REQUIREMENT:
Go through the data below. List every line that holds the word "переводе".
[START OF INPUT]
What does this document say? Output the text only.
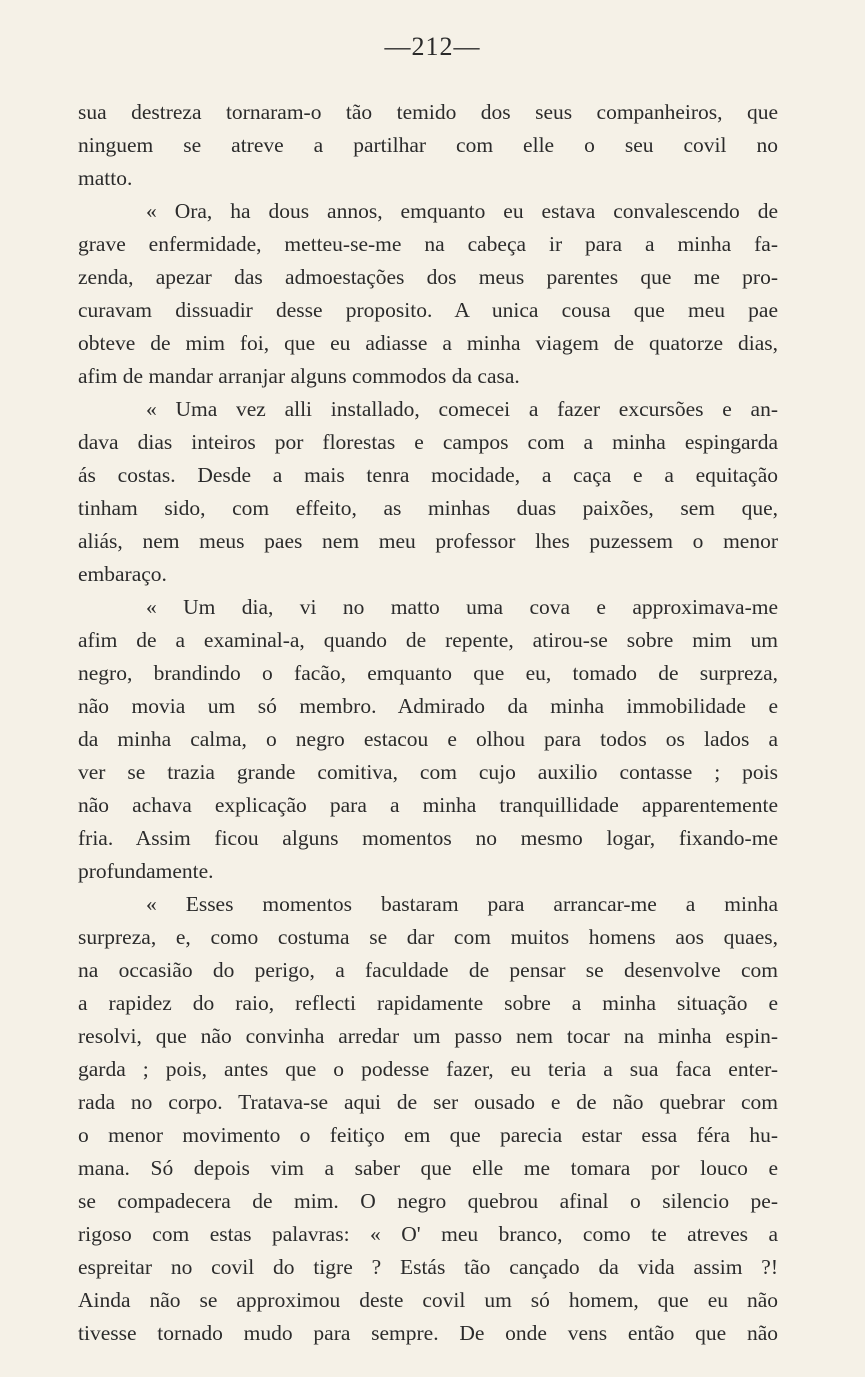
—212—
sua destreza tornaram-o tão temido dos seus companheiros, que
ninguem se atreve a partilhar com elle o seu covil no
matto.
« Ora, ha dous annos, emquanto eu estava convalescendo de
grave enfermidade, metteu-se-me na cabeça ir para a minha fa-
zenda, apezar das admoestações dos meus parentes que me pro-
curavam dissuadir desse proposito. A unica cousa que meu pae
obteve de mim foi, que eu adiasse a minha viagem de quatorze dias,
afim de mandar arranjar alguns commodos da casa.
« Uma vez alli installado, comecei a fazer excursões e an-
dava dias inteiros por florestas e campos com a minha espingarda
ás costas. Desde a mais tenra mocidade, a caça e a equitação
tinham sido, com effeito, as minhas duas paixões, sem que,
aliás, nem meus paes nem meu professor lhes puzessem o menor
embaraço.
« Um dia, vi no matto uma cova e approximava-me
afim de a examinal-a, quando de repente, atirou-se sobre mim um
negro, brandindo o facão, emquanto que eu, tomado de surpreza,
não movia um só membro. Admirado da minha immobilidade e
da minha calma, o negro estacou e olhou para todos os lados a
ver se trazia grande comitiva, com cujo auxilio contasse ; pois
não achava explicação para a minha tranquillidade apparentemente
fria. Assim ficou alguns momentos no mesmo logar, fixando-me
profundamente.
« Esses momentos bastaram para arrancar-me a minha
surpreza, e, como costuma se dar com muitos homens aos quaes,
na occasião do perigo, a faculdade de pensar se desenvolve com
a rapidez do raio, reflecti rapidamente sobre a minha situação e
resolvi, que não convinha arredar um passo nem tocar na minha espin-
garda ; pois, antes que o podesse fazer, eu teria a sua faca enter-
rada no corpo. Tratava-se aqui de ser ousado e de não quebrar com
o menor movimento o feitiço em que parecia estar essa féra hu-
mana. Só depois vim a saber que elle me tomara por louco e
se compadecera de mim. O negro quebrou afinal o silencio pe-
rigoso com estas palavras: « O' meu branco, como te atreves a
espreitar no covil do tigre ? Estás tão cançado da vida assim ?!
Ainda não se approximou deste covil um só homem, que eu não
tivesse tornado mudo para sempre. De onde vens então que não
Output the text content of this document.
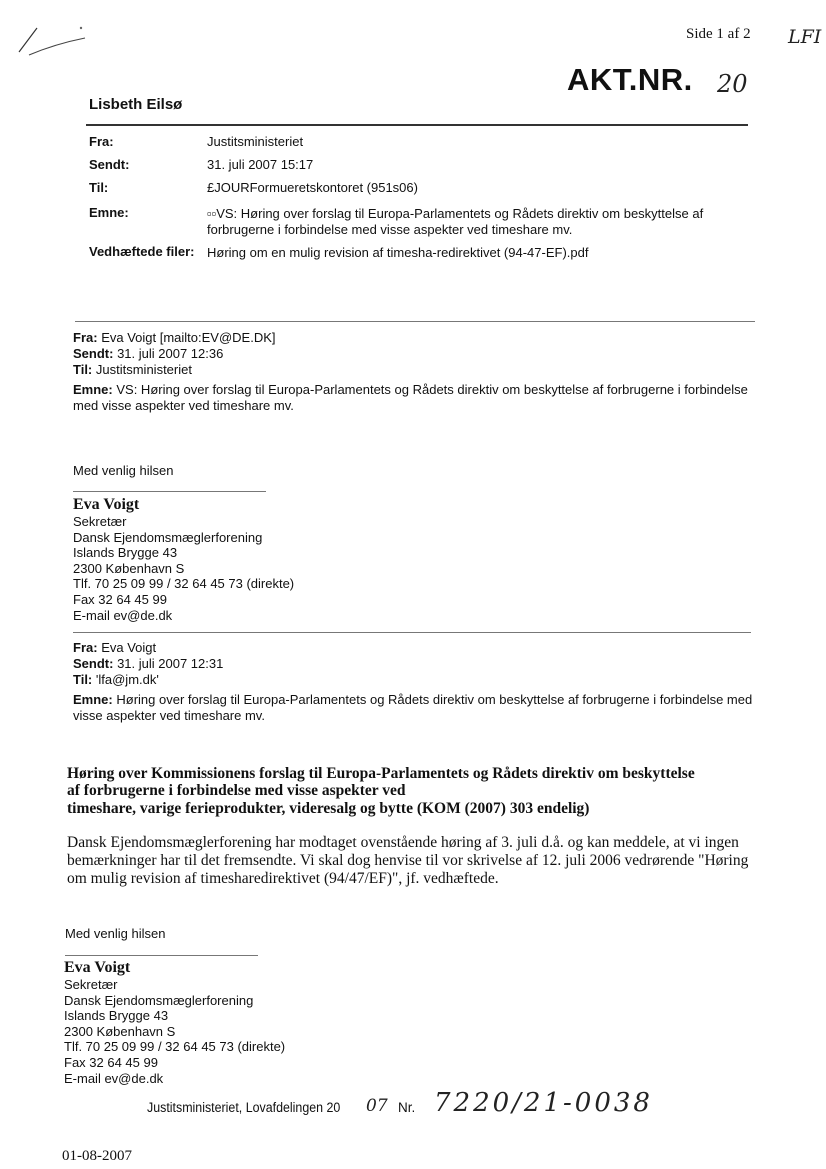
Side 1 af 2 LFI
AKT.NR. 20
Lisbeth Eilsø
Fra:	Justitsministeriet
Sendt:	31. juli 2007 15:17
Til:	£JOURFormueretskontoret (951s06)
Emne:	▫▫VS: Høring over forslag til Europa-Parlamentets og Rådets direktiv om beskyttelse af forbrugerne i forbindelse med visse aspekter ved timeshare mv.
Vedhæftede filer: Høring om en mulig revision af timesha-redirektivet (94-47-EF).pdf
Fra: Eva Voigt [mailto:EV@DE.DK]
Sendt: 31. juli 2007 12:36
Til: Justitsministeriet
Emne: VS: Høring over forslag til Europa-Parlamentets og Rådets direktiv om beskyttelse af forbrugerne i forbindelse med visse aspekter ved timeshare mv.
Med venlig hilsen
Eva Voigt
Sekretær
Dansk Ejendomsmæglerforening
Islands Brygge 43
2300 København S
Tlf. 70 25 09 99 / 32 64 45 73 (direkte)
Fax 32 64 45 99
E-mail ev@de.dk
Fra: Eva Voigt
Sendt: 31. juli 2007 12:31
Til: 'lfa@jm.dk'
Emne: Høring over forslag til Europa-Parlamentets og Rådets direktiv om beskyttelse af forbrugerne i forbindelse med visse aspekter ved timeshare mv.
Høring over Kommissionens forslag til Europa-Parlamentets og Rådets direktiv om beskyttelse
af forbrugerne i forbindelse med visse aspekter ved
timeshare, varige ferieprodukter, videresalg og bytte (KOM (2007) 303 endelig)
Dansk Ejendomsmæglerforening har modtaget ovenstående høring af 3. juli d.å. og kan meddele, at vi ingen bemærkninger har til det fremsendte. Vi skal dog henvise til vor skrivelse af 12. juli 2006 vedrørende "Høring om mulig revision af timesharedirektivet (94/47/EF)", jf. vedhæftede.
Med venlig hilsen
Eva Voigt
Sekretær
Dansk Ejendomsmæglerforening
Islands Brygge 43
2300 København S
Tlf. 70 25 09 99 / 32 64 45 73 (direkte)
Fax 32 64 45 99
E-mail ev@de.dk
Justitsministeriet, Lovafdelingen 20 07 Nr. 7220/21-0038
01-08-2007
[END OF INPUT]
[START OF INPUT]
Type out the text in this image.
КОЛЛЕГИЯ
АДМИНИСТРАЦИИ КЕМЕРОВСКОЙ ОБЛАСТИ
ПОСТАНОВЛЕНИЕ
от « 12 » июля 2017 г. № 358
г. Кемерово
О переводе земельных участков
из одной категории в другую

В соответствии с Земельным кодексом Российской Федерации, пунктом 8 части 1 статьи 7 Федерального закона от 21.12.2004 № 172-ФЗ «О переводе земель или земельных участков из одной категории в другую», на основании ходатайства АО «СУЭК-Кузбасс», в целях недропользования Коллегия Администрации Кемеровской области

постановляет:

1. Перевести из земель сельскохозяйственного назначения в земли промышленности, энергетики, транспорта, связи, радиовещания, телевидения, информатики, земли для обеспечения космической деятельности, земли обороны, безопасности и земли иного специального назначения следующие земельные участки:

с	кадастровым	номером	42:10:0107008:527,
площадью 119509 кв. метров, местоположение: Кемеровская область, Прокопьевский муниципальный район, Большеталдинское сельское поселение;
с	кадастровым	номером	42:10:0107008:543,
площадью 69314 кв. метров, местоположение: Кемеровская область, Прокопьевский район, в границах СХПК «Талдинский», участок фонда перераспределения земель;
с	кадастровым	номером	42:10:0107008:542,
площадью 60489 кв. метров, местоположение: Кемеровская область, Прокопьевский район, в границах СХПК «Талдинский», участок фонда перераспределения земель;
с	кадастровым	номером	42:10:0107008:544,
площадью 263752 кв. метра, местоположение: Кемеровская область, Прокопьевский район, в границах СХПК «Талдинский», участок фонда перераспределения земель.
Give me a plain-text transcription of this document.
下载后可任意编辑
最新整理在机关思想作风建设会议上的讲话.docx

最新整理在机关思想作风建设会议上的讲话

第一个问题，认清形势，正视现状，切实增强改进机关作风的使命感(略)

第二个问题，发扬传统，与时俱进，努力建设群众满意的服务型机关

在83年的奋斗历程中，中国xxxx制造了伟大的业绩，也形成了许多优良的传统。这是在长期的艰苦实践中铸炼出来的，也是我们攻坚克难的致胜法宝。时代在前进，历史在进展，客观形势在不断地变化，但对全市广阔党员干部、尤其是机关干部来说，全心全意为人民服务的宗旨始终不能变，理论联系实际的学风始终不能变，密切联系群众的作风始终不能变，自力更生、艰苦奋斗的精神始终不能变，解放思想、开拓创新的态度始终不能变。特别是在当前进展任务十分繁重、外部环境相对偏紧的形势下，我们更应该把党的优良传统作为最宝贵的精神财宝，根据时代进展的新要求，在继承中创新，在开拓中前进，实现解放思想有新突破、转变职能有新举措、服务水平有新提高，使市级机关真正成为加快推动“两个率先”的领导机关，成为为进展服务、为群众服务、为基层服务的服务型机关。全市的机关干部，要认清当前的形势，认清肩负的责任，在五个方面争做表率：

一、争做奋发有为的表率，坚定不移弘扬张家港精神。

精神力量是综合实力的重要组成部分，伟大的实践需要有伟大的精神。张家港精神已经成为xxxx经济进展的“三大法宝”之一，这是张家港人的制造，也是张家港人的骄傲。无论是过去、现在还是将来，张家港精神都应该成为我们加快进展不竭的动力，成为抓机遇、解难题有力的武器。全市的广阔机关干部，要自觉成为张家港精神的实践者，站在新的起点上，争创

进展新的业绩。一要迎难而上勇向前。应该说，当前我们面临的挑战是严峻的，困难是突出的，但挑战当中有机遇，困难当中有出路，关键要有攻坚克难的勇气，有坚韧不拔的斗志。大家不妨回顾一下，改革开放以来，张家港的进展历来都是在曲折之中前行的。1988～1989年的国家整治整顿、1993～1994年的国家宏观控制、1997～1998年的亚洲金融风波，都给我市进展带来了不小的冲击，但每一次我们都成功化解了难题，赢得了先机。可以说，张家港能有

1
[END OF INPUT]
RESULT OF THIS EXERCISE:
О переводе земельных участков
В соответствии с Земельным кодексом Российской Федерации, пунктом 8 части 1 статьи 7 Федерального закона от 21.12.2004 № 172-ФЗ «О переводе земель или земельных участков из одной категории в другую», на основании ходатайства АО «СУЭК-Кузбасс», в целях недропользования Коллегия Администрации Кемеровской области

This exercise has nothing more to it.